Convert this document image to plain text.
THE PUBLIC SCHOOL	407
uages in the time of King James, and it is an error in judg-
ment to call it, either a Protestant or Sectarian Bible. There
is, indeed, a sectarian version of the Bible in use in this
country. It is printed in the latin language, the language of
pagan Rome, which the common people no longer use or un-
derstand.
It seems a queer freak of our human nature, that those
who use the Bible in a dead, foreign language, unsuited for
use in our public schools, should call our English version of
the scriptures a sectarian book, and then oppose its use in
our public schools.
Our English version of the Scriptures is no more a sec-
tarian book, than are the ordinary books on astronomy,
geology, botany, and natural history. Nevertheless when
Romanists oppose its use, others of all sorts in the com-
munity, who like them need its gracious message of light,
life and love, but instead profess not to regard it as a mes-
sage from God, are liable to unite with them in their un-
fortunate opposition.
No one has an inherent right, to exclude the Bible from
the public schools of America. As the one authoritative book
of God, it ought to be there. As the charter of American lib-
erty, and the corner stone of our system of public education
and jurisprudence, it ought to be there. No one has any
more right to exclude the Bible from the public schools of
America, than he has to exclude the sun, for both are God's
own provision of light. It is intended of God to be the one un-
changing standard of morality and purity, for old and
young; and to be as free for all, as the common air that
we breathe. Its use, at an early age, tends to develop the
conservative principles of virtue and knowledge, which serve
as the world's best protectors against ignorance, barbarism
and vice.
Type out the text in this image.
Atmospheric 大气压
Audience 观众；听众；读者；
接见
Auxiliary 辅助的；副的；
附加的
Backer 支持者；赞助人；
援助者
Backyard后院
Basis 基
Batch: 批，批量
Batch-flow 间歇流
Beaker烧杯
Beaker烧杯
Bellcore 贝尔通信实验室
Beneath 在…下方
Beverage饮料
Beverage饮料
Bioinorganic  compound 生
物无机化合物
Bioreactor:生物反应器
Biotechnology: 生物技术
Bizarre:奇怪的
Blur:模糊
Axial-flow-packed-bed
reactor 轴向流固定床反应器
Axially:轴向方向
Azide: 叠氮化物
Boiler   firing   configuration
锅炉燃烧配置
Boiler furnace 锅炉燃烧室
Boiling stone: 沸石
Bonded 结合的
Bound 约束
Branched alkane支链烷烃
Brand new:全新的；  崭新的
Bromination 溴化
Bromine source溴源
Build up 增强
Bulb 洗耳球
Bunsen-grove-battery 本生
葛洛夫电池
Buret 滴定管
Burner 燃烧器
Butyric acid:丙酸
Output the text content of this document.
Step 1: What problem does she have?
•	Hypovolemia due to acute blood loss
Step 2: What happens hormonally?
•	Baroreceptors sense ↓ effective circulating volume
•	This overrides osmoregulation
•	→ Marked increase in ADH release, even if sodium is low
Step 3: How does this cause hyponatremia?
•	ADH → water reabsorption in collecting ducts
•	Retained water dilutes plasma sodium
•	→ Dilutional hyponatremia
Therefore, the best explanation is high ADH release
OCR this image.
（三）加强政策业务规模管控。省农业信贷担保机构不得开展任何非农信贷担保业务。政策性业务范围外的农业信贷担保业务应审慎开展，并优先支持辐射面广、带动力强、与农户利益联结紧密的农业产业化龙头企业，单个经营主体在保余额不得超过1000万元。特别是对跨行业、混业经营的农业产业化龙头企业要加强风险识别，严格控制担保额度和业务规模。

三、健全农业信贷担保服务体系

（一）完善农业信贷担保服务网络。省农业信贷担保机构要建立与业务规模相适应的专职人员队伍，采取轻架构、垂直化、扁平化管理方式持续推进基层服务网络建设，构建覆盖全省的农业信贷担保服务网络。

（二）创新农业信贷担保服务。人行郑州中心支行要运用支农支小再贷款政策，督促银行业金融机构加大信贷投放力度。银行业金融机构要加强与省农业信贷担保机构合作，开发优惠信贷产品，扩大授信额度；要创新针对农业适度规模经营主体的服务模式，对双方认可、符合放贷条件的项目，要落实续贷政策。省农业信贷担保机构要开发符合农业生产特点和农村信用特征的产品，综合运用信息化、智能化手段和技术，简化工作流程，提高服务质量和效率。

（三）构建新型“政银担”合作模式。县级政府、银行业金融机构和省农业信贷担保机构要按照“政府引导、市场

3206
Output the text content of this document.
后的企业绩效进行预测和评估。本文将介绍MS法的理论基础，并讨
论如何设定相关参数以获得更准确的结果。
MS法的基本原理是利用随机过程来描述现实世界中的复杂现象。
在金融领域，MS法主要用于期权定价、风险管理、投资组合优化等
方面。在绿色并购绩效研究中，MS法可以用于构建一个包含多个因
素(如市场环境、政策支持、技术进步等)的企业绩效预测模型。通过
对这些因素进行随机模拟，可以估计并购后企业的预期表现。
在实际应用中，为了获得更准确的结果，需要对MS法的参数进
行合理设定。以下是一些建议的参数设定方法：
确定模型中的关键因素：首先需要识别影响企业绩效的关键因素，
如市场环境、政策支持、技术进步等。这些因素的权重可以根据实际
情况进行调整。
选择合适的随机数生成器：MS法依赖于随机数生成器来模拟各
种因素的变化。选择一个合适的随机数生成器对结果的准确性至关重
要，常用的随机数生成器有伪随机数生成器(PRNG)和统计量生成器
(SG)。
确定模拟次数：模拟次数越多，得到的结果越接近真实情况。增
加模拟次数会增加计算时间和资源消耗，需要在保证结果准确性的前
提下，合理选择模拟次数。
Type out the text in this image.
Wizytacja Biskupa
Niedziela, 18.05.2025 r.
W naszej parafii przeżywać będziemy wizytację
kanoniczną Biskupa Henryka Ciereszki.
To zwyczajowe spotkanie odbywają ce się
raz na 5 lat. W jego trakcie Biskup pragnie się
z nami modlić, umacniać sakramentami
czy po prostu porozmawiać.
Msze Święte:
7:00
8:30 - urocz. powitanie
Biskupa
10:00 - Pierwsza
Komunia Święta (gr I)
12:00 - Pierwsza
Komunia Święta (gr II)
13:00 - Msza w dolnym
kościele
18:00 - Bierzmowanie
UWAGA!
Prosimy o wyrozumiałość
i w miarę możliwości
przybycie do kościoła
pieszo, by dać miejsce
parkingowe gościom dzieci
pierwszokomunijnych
★ ★ ★ ★ ★
### Task description
Where a line of the material above holds the string "Komunia", copy that line.

### Solution below
Komunia Święta (gr I)
Komunia Święta (gr II)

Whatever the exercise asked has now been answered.